__TASK PROMPT__
Return each line in the records below that includes "TRAP".

[Opening RECORDS SUPPLIED section]

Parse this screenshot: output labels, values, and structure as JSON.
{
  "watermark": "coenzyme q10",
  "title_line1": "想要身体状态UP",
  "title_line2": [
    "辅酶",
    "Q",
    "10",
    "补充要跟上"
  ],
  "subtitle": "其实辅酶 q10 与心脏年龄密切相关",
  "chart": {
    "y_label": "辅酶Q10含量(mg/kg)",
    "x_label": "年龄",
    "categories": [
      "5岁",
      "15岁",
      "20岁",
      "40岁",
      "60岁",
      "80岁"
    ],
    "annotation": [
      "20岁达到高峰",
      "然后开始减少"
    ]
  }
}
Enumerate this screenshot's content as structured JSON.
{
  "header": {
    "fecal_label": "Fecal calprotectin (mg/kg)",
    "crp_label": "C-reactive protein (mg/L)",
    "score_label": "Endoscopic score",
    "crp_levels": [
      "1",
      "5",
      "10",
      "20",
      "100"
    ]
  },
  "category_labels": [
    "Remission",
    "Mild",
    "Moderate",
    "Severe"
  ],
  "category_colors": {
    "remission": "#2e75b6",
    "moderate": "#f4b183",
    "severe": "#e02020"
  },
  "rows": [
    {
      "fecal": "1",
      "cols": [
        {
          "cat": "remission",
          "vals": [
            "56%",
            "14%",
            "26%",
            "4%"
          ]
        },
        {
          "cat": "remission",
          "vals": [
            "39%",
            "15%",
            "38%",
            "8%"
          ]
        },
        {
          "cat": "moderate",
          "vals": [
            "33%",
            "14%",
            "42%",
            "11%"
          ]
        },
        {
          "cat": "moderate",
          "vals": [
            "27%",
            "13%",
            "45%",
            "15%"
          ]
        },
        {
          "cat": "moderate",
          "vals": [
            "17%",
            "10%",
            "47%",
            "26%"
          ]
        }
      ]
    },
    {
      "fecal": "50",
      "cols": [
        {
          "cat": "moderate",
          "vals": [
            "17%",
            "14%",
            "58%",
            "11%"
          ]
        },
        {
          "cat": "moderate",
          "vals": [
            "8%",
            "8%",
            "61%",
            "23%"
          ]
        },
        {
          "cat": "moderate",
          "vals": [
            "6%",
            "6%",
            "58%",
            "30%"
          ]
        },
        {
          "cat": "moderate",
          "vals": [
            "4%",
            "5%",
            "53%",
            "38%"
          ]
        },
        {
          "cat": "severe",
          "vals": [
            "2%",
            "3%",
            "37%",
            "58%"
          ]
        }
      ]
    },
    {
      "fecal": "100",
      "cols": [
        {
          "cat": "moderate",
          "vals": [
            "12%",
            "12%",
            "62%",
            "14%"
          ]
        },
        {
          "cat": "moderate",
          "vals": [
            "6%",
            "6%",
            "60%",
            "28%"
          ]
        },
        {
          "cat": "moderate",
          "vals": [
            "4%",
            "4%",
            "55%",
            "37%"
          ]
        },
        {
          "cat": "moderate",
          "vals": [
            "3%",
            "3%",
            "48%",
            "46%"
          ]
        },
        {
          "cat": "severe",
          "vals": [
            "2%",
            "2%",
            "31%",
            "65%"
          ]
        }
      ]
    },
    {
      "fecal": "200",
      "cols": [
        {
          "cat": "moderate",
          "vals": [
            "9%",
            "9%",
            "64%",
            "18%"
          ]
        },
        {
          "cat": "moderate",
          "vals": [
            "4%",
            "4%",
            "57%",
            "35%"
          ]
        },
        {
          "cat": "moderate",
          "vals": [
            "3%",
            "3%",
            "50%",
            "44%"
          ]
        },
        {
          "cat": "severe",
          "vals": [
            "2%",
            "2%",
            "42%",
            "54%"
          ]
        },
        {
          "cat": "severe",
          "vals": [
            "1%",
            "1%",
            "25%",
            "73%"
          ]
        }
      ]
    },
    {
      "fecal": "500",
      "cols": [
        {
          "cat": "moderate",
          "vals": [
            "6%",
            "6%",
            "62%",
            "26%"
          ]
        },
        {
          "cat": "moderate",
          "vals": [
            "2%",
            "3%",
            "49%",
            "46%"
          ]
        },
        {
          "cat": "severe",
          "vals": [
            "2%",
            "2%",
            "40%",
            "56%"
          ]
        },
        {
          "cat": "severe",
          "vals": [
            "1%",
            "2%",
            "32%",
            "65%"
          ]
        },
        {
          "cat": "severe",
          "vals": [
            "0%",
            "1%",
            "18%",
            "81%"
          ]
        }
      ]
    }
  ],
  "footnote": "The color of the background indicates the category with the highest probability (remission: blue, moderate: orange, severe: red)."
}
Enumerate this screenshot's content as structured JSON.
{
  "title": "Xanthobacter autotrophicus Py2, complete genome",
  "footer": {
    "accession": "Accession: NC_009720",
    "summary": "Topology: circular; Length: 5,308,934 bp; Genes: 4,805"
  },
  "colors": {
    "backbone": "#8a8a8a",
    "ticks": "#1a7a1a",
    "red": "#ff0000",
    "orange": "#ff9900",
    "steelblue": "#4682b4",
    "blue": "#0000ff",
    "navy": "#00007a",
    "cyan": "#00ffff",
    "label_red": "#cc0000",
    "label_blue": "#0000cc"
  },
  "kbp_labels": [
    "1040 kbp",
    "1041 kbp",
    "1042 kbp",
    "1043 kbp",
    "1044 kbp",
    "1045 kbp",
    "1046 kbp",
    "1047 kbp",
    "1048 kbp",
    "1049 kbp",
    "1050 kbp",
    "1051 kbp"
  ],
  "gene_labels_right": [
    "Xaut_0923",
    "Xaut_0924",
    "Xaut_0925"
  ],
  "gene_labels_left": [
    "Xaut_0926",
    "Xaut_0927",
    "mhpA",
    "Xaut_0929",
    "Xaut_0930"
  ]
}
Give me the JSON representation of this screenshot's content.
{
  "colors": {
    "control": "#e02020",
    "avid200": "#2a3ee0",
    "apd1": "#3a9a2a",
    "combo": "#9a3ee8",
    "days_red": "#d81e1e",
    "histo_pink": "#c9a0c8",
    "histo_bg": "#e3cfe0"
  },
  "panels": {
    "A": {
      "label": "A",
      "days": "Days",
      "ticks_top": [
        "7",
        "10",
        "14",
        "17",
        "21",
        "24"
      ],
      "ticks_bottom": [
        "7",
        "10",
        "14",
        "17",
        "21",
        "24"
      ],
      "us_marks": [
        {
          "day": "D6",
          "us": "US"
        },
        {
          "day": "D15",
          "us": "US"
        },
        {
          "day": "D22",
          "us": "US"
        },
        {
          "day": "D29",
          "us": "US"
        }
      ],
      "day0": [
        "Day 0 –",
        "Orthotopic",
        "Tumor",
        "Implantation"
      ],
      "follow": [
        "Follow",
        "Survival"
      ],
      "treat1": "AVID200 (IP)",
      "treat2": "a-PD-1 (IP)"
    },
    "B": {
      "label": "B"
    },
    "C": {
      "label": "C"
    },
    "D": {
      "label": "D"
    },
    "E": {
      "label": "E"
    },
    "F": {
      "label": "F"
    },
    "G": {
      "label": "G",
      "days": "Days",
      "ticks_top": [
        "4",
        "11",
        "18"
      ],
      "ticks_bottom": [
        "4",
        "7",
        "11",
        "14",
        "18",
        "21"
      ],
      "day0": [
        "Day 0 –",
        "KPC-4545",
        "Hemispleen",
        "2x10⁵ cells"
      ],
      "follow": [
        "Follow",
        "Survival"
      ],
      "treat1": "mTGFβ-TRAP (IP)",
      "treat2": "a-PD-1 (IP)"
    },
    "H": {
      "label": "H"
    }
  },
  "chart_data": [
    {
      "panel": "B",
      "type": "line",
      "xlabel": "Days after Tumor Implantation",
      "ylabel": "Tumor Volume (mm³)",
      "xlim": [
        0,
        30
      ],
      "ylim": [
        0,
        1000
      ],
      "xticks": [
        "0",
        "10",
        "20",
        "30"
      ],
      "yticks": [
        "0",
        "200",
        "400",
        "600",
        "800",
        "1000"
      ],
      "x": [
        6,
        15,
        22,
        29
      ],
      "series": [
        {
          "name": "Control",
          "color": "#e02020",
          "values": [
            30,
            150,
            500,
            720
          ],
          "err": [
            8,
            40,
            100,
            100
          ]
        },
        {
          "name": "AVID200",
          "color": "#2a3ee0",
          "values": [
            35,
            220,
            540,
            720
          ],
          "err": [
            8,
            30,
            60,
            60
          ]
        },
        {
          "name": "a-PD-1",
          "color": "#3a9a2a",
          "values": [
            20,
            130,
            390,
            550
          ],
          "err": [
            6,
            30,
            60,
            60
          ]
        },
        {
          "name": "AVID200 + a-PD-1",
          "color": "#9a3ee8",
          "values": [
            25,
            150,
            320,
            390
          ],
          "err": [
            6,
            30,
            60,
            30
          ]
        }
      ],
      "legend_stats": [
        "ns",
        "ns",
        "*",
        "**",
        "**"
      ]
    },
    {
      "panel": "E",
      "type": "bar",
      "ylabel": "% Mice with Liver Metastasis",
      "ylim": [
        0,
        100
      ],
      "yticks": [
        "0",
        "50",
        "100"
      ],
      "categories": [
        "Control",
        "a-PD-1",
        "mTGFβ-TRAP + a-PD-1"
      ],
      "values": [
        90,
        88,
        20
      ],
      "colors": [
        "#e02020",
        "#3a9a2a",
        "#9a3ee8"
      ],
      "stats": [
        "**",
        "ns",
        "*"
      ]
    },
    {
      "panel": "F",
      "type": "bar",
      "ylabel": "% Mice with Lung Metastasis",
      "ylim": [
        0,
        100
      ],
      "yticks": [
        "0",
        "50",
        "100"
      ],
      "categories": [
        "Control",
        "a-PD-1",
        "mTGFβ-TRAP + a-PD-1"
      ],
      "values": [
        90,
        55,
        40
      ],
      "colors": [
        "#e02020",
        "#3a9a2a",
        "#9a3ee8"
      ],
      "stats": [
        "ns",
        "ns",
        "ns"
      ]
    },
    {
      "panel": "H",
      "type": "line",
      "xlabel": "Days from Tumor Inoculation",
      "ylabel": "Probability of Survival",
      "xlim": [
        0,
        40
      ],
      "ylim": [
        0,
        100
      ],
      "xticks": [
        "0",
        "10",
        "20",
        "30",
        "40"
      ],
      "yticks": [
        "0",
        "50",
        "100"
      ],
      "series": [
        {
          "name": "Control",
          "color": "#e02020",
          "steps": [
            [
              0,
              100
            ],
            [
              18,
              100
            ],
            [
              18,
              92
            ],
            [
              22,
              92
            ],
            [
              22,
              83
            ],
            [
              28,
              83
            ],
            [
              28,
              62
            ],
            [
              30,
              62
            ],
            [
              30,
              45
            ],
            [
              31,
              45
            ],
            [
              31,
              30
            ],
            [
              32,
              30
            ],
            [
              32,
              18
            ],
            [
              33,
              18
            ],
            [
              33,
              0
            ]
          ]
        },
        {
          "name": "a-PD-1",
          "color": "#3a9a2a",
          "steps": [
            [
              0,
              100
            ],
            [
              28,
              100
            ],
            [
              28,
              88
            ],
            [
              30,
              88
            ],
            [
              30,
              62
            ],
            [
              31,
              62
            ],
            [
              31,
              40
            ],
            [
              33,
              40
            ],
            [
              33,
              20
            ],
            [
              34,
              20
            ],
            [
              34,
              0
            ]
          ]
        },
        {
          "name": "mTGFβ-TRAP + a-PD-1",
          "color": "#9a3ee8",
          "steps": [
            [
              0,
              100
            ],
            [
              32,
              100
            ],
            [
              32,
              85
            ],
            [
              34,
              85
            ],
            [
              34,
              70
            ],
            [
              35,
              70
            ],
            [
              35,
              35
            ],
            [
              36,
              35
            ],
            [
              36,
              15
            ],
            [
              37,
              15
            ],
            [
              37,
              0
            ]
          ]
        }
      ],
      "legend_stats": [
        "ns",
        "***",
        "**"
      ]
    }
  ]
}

[Closing RECORDS SUPPLIED section]

__SOLUTION TO THIS PROBLEM__
      "treat1": "mTGFβ-TRAP (IP)",
        "mTGFβ-TRAP + a-PD-1"
        "mTGFβ-TRAP + a-PD-1"
          "name": "mTGFβ-TRAP + a-PD-1",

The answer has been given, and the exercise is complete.